* **Aim of the task**: State only how many lines below include the string "manufacturing".

Stored entries:
● ● ●

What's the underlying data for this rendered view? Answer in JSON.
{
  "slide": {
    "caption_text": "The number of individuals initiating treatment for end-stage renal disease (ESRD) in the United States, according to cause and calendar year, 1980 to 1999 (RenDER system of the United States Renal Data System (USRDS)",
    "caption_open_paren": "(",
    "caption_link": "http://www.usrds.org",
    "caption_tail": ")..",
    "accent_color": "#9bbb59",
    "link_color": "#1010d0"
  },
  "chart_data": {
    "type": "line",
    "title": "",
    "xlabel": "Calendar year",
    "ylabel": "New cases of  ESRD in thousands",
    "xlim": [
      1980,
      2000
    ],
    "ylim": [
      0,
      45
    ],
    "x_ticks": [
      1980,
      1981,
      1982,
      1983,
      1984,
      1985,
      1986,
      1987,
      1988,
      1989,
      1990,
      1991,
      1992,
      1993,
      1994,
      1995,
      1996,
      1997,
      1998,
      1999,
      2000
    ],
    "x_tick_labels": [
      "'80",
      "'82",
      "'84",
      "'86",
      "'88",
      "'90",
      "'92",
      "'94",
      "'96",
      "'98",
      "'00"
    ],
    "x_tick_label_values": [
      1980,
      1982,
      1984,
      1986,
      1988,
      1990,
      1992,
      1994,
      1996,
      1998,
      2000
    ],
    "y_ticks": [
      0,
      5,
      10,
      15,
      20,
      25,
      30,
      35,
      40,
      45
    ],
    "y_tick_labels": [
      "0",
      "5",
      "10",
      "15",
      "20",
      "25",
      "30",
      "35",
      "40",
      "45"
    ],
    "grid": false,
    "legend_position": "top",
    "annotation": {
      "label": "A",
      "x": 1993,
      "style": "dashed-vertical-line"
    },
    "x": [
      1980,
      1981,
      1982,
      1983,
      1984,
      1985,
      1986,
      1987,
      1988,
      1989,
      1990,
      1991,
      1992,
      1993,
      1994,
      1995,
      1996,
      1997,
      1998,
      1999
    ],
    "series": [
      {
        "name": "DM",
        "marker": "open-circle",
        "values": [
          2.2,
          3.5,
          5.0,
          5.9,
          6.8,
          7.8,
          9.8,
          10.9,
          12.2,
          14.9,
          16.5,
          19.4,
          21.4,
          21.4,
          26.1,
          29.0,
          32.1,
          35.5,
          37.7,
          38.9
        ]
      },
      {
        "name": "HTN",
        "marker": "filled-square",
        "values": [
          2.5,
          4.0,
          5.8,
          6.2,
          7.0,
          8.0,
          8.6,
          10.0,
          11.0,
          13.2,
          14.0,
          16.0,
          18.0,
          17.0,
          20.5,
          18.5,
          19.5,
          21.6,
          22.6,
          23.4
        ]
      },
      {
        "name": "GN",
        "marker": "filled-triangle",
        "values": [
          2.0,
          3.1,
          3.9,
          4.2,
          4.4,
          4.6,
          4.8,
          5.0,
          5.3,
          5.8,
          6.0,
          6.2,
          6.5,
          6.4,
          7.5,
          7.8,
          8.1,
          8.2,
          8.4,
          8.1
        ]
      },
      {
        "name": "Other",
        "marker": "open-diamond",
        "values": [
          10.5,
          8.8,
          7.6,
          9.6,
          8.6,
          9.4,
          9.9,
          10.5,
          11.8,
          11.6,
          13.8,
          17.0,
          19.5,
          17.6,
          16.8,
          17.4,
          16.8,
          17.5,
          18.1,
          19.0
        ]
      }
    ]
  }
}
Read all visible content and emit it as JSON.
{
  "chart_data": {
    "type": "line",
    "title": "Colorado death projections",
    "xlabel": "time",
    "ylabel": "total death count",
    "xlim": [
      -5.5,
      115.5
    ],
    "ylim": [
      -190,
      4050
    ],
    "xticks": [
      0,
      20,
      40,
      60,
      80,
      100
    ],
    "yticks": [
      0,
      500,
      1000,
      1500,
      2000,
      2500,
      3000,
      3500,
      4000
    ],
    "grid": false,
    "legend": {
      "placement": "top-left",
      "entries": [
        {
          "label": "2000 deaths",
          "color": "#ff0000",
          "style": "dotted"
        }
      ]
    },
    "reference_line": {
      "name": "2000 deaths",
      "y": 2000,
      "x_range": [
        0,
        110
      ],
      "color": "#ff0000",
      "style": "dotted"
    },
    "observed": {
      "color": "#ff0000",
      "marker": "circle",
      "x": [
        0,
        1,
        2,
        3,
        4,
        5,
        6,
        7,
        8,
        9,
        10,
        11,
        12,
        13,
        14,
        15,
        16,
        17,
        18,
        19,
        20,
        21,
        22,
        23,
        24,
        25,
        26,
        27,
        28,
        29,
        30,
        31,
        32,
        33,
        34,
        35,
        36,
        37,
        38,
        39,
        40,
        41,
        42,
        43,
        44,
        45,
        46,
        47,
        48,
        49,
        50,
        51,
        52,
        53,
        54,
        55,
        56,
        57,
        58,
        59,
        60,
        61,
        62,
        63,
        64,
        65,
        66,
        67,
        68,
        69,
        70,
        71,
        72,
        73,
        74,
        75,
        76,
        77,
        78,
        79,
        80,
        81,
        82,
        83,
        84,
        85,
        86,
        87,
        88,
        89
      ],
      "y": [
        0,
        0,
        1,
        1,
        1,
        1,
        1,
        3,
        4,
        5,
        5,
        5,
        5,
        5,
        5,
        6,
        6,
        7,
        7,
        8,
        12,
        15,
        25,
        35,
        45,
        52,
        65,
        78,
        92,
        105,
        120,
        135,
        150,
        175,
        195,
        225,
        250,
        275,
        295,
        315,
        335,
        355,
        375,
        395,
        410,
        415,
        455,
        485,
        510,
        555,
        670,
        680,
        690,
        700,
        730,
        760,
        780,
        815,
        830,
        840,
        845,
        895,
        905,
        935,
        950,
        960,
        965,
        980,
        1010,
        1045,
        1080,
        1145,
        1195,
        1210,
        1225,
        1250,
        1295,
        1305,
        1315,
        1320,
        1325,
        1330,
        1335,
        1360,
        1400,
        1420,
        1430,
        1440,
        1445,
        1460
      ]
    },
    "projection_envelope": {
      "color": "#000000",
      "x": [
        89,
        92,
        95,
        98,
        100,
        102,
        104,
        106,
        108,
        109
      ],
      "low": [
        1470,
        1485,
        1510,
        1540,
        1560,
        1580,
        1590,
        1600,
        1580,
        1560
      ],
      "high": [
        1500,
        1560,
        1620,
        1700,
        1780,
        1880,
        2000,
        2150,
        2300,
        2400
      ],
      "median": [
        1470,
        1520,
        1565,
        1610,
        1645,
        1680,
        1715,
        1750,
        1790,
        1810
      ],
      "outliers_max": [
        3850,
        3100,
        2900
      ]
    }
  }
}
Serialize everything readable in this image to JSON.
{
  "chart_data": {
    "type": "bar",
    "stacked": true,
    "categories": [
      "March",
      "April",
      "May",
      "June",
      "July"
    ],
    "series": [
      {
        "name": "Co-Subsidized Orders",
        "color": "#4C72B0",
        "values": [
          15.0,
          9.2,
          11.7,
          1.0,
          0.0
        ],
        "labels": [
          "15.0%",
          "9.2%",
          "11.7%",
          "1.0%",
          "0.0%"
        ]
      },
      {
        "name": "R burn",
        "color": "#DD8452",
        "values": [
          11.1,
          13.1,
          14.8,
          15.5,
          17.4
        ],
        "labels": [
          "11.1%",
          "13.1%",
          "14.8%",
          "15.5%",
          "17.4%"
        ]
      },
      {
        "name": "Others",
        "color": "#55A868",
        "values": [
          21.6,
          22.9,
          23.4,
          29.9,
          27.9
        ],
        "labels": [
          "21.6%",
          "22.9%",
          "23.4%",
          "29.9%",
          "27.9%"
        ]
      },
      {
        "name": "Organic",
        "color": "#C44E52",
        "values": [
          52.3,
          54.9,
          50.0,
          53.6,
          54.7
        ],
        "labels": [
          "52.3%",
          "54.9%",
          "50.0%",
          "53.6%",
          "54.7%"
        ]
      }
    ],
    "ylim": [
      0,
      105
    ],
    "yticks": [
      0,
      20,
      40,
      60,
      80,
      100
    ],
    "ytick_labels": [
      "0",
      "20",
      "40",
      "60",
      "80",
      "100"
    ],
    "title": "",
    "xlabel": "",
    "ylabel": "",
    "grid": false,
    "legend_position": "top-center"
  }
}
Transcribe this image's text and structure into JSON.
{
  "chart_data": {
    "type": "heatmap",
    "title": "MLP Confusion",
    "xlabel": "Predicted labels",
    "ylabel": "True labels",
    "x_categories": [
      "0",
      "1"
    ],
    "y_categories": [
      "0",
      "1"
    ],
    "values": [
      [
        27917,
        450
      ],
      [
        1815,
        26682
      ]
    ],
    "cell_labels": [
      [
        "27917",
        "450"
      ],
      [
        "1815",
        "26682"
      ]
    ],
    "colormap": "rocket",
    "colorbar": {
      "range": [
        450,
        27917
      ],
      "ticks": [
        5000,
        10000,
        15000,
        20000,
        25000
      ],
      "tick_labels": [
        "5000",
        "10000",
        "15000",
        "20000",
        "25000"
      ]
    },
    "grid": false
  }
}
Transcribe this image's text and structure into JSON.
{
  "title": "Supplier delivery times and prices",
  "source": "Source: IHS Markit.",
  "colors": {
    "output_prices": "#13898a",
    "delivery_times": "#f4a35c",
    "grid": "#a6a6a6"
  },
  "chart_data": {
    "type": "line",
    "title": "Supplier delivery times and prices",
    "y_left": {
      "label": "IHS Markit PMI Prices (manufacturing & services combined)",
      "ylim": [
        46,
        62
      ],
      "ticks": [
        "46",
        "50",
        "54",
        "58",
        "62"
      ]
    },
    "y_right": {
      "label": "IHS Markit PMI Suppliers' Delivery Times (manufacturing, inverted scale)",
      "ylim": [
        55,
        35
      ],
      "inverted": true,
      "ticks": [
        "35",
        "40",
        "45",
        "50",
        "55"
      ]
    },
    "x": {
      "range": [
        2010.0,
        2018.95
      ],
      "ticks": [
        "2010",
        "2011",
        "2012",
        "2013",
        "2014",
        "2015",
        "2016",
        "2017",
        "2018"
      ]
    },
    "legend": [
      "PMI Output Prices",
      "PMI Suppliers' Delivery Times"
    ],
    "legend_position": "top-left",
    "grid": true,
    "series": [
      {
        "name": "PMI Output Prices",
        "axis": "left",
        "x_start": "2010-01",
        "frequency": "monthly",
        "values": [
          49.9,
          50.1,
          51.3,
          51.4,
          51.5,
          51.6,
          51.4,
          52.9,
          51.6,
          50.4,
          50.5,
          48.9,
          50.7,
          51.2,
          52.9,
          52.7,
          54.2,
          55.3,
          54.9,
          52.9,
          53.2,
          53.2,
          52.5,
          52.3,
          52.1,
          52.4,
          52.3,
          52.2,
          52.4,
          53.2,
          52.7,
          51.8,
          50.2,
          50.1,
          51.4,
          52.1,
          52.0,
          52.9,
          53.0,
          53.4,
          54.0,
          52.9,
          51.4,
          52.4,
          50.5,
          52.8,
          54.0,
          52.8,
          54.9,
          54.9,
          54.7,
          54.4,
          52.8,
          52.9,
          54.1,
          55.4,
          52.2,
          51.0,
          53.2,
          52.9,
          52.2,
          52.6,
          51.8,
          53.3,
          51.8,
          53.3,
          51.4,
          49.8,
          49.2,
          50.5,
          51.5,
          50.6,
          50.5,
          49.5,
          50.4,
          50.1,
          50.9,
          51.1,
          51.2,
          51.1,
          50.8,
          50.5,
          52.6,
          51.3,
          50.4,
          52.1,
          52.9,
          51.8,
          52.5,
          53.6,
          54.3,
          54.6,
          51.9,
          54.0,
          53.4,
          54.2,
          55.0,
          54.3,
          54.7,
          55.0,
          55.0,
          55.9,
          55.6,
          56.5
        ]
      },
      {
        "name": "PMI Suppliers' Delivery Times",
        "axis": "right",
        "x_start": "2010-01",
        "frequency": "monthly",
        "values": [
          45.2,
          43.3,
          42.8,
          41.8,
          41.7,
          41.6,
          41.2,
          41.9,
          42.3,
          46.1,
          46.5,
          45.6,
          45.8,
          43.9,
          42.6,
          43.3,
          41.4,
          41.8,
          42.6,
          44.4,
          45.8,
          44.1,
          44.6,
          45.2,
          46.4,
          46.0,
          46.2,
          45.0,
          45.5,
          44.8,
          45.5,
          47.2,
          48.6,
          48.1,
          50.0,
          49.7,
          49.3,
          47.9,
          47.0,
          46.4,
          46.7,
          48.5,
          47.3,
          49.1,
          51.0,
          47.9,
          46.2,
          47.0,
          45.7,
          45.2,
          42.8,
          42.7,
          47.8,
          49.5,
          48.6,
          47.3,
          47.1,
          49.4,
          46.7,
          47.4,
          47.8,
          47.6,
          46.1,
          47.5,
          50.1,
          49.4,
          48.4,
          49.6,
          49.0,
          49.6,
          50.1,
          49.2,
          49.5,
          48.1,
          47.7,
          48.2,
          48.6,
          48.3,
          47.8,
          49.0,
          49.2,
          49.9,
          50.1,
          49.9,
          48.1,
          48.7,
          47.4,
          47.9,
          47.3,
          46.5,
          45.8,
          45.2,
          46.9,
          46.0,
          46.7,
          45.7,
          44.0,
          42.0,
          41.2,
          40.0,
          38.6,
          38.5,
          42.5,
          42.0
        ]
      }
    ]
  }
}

● ● ●

* **Completed task**: 2